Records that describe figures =
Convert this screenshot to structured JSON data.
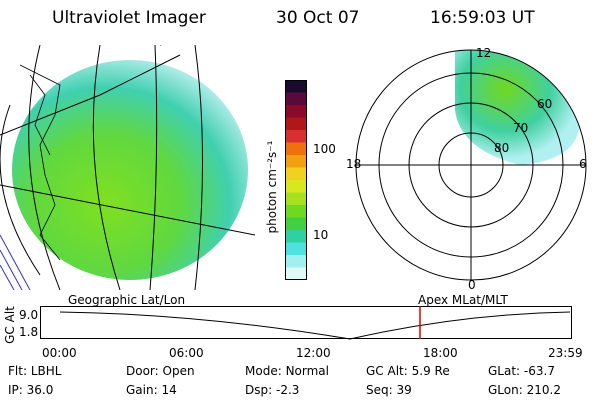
{
  "header": {
    "title": "Ultraviolet Imager",
    "date": "30 Oct 07",
    "time": "16:59:03 UT"
  },
  "colorbar": {
    "unit_label": "photon cm⁻²s⁻¹",
    "ticks": [
      "100",
      "10"
    ],
    "colors": [
      "#1a0a2e",
      "#5a0a3a",
      "#8a0a2a",
      "#b01818",
      "#d83030",
      "#f07010",
      "#f0a010",
      "#f0d020",
      "#d8e820",
      "#a8e020",
      "#70d820",
      "#40d040",
      "#30d0a0",
      "#50e0e0",
      "#a0f0f0",
      "#e0f8f8"
    ]
  },
  "left_map": {
    "label": "Geographic Lat/Lon"
  },
  "polar_plot": {
    "label": "Apex MLat/MLT",
    "mlt_labels": {
      "top": "12",
      "left": "18",
      "right": "6",
      "bottom": "0"
    },
    "lat_labels": [
      "60",
      "70",
      "80"
    ]
  },
  "altitude_plot": {
    "ylabel": "GC Alt",
    "yticks": [
      "9.0",
      "1.8"
    ],
    "xticks": [
      "00:00",
      "06:00",
      "12:00",
      "18:00",
      "23:59"
    ],
    "marker_color": "#e00000"
  },
  "footer": {
    "row1": [
      {
        "label": "Flt:",
        "value": "LBHL"
      },
      {
        "label": "Door:",
        "value": "Open"
      },
      {
        "label": "Mode:",
        "value": "Normal"
      },
      {
        "label": "GC Alt:",
        "value": "5.9 Re"
      },
      {
        "label": "GLat:",
        "value": "-63.7"
      }
    ],
    "row2": [
      {
        "label": "IP:",
        "value": "36.0"
      },
      {
        "label": "Gain:",
        "value": "14"
      },
      {
        "label": "Dsp:",
        "value": "-2.3"
      },
      {
        "label": "Seq:",
        "value": "39"
      },
      {
        "label": "GLon:",
        "value": "210.2"
      }
    ]
  }
}
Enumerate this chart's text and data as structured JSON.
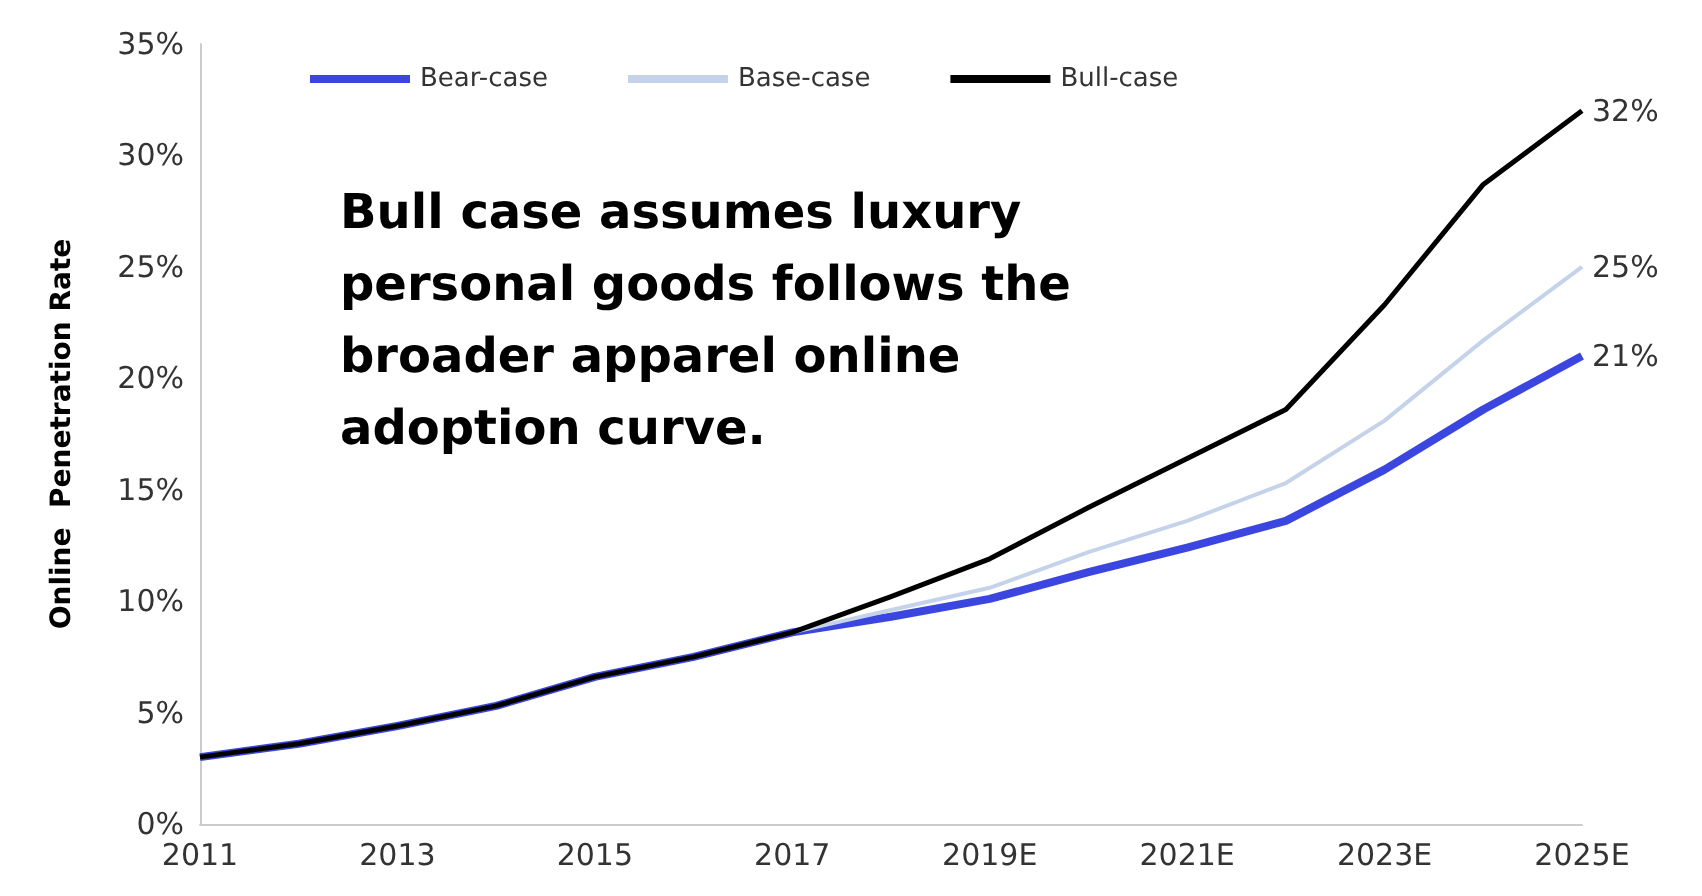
{
  "chart_data": {
    "type": "line",
    "ylabel": "Online  Penetration Rate",
    "annotations": [
      "Bull case assumes luxury personal goods follows the broader apparel online adoption curve."
    ],
    "categories": [
      "2011",
      null,
      "2013",
      null,
      "2015",
      null,
      "2017",
      null,
      "2019E",
      null,
      "2021E",
      null,
      "2023E",
      null,
      "2025E"
    ],
    "series": [
      {
        "name": "Bear-case",
        "color": "#3b45e0",
        "values": [
          3.0,
          3.6,
          4.4,
          5.3,
          6.6,
          7.5,
          8.6,
          9.3,
          10.1,
          11.3,
          12.4,
          13.6,
          15.9,
          18.6,
          21
        ],
        "value_labels": [
          null,
          null,
          null,
          null,
          null,
          null,
          null,
          null,
          null,
          null,
          null,
          null,
          null,
          null,
          "21%"
        ]
      },
      {
        "name": "Base-case",
        "color": "#c5d3ea",
        "values": [
          3.0,
          3.6,
          4.4,
          5.3,
          6.6,
          7.5,
          8.6,
          9.6,
          10.6,
          12.2,
          13.6,
          15.3,
          18.1,
          21.7,
          25
        ],
        "value_labels": [
          null,
          null,
          null,
          null,
          null,
          null,
          null,
          null,
          null,
          null,
          null,
          null,
          null,
          null,
          "25%"
        ]
      },
      {
        "name": "Bull-case",
        "color": "#000000",
        "values": [
          3.0,
          3.6,
          4.4,
          5.3,
          6.6,
          7.5,
          8.6,
          10.2,
          11.9,
          14.2,
          16.4,
          18.6,
          23.3,
          28.7,
          32
        ],
        "value_labels": [
          null,
          null,
          null,
          null,
          null,
          null,
          null,
          null,
          null,
          null,
          null,
          null,
          null,
          null,
          "32%"
        ]
      }
    ],
    "ylim": [
      0,
      35
    ],
    "yticks": [
      {
        "value": 0,
        "label": "0%"
      },
      {
        "value": 5,
        "label": "5%"
      },
      {
        "value": 10,
        "label": "10%"
      },
      {
        "value": 15,
        "label": "15%"
      },
      {
        "value": 20,
        "label": "20%"
      },
      {
        "value": 25,
        "label": "25%"
      },
      {
        "value": 30,
        "label": "30%"
      },
      {
        "value": 35,
        "label": "35%"
      }
    ],
    "grid": false,
    "legend": "top left",
    "marker": "none",
    "line_style": "solid"
  }
}
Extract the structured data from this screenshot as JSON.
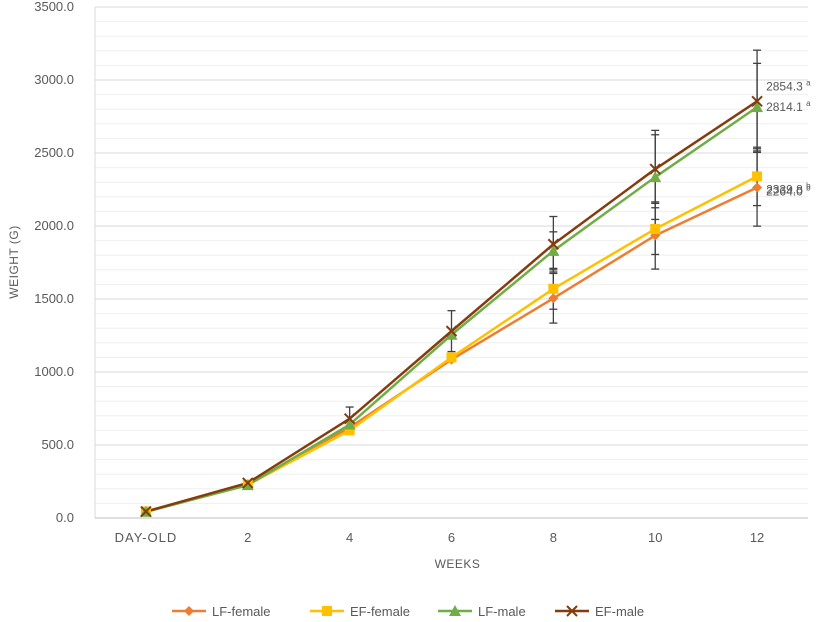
{
  "chart_data": {
    "type": "line",
    "xlabel": "WEEKS",
    "ylabel": "WEIGHT (G)",
    "categories": [
      "DAY-OLD",
      "2",
      "4",
      "6",
      "8",
      "10",
      "12"
    ],
    "ylim": [
      0,
      3500
    ],
    "yticks": [
      "0.0",
      "500.0",
      "1000.0",
      "1500.0",
      "2000.0",
      "2500.0",
      "3000.0",
      "3500.0"
    ],
    "grid": true,
    "legend_position": "bottom",
    "series": [
      {
        "name": "LF-female",
        "color": "#ED7D31",
        "marker": "diamond",
        "values": [
          42,
          230,
          620,
          1085,
          1505,
          1935,
          2264.0
        ],
        "errors": [
          null,
          null,
          null,
          null,
          170,
          230,
          265
        ]
      },
      {
        "name": "EF-female",
        "color": "#FFC000",
        "marker": "square",
        "values": [
          45,
          228,
          600,
          1100,
          1570,
          1980,
          2339.8
        ],
        "errors": [
          null,
          null,
          null,
          null,
          140,
          175,
          200
        ]
      },
      {
        "name": "LF-male",
        "color": "#70AD47",
        "marker": "triangle",
        "values": [
          43,
          225,
          640,
          1255,
          1830,
          2335,
          2814.1
        ],
        "errors": [
          null,
          null,
          null,
          null,
          130,
          290,
          300
        ]
      },
      {
        "name": "EF-male",
        "color": "#843C0C",
        "marker": "x",
        "values": [
          44,
          240,
          680,
          1280,
          1875,
          2390,
          2854.3
        ],
        "errors": [
          null,
          null,
          80,
          140,
          190,
          265,
          350
        ]
      }
    ],
    "annotations": [
      {
        "text": "2854.3",
        "sup": "a",
        "series": "EF-male"
      },
      {
        "text": "2814.1",
        "sup": "a",
        "series": "LF-male"
      },
      {
        "text": "2339.8",
        "sup": "b",
        "series": "EF-female"
      },
      {
        "text": "2264.0",
        "sup": "b",
        "series": "LF-female"
      }
    ]
  }
}
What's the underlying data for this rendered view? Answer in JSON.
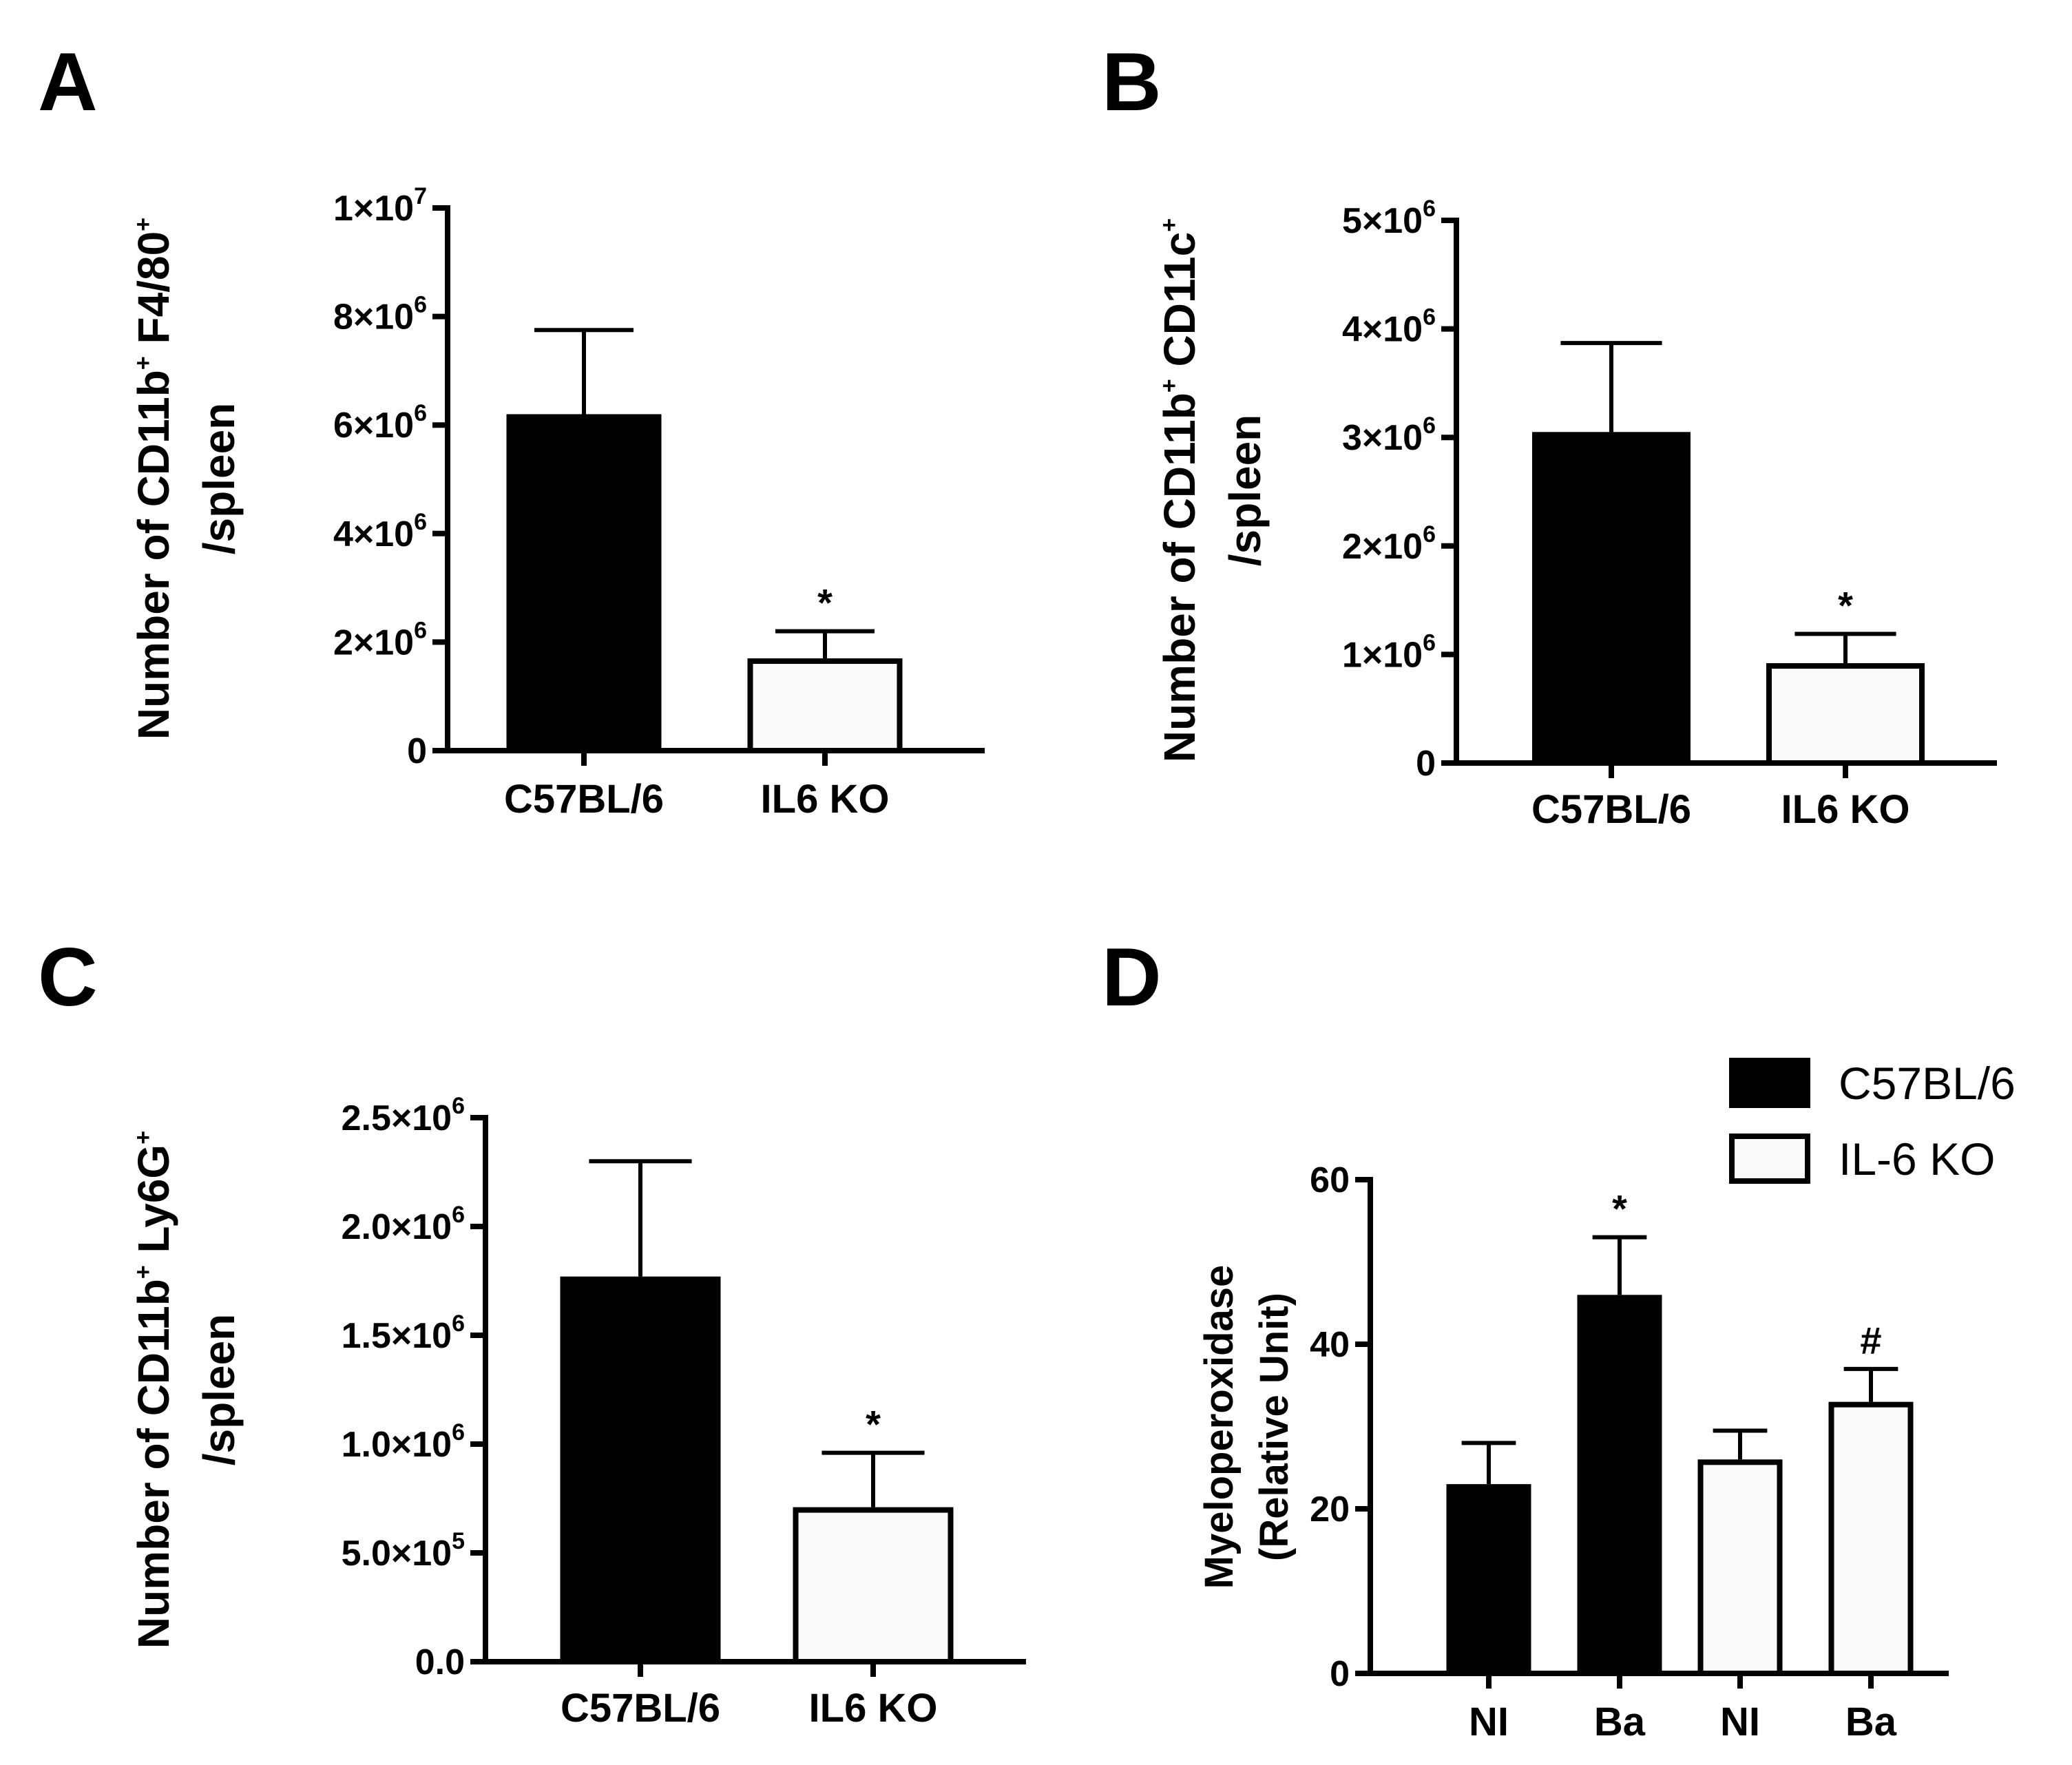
{
  "chart_data": [
    {
      "panel": "A",
      "type": "bar",
      "ylabel": [
        "Number of CD11b",
        "+",
        " F4/80",
        "+",
        "/spleen"
      ],
      "categories": [
        "C57BL/6",
        "IL6 KO"
      ],
      "values": [
        6200000,
        1700000
      ],
      "errors": [
        1550000,
        500000
      ],
      "colors": [
        "#000000",
        "#fafafa"
      ],
      "annotations": [
        "",
        "*"
      ],
      "ylim": [
        0,
        10000000
      ],
      "ticks": [
        {
          "value": 0,
          "base": "0",
          "exp": ""
        },
        {
          "value": 2000000,
          "base": "2×10",
          "exp": "6"
        },
        {
          "value": 4000000,
          "base": "4×10",
          "exp": "6"
        },
        {
          "value": 6000000,
          "base": "6×10",
          "exp": "6"
        },
        {
          "value": 8000000,
          "base": "8×10",
          "exp": "6"
        },
        {
          "value": 10000000,
          "base": "1×10",
          "exp": "7"
        }
      ]
    },
    {
      "panel": "B",
      "type": "bar",
      "ylabel": [
        "Number of CD11b",
        "+",
        " CD11c",
        "+",
        "/spleen"
      ],
      "categories": [
        "C57BL/6",
        "IL6 KO"
      ],
      "values": [
        3050000,
        920000
      ],
      "errors": [
        820000,
        270000
      ],
      "colors": [
        "#000000",
        "#fafafa"
      ],
      "annotations": [
        "",
        "*"
      ],
      "ylim": [
        0,
        5000000
      ],
      "ticks": [
        {
          "value": 0,
          "base": "0",
          "exp": ""
        },
        {
          "value": 1000000,
          "base": "1×10",
          "exp": "6"
        },
        {
          "value": 2000000,
          "base": "2×10",
          "exp": "6"
        },
        {
          "value": 3000000,
          "base": "3×10",
          "exp": "6"
        },
        {
          "value": 4000000,
          "base": "4×10",
          "exp": "6"
        },
        {
          "value": 5000000,
          "base": "5×10",
          "exp": "6"
        }
      ]
    },
    {
      "panel": "C",
      "type": "bar",
      "ylabel": [
        "Number of CD11b",
        "+",
        " Ly6G",
        "+",
        "/spleen"
      ],
      "categories": [
        "C57BL/6",
        "IL6 KO"
      ],
      "values": [
        1770000,
        710000
      ],
      "errors": [
        530000,
        250000
      ],
      "colors": [
        "#000000",
        "#fafafa"
      ],
      "annotations": [
        "",
        "*"
      ],
      "ylim": [
        0,
        2500000
      ],
      "ticks": [
        {
          "value": 0,
          "base": "0.0",
          "exp": ""
        },
        {
          "value": 500000,
          "base": "5.0×10",
          "exp": "5"
        },
        {
          "value": 1000000,
          "base": "1.0×10",
          "exp": "6"
        },
        {
          "value": 1500000,
          "base": "1.5×10",
          "exp": "6"
        },
        {
          "value": 2000000,
          "base": "2.0×10",
          "exp": "6"
        },
        {
          "value": 2500000,
          "base": "2.5×10",
          "exp": "6"
        }
      ]
    },
    {
      "panel": "D",
      "type": "bar",
      "ylabel": [
        "Myeloperoxidase",
        "(Relative Unit)"
      ],
      "categories": [
        "NI",
        "Ba",
        "NI",
        "Ba"
      ],
      "values": [
        23,
        46,
        26,
        33
      ],
      "errors": [
        5,
        7,
        3.5,
        4
      ],
      "colors": [
        "#000000",
        "#000000",
        "#fafafa",
        "#fafafa"
      ],
      "annotations": [
        "",
        "*",
        "",
        "#"
      ],
      "ylim": [
        0,
        60
      ],
      "ticks": [
        {
          "value": 0,
          "base": "0",
          "exp": ""
        },
        {
          "value": 20,
          "base": "20",
          "exp": ""
        },
        {
          "value": 40,
          "base": "40",
          "exp": ""
        },
        {
          "value": 60,
          "base": "60",
          "exp": ""
        }
      ],
      "legend": [
        {
          "label": "C57BL/6",
          "color": "#000000"
        },
        {
          "label": "IL-6 KO",
          "color": "#fafafa"
        }
      ]
    }
  ]
}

Stated task = Counting only lines of the data above that hold "series", report the total and nothing else.

Response to the exercise = 6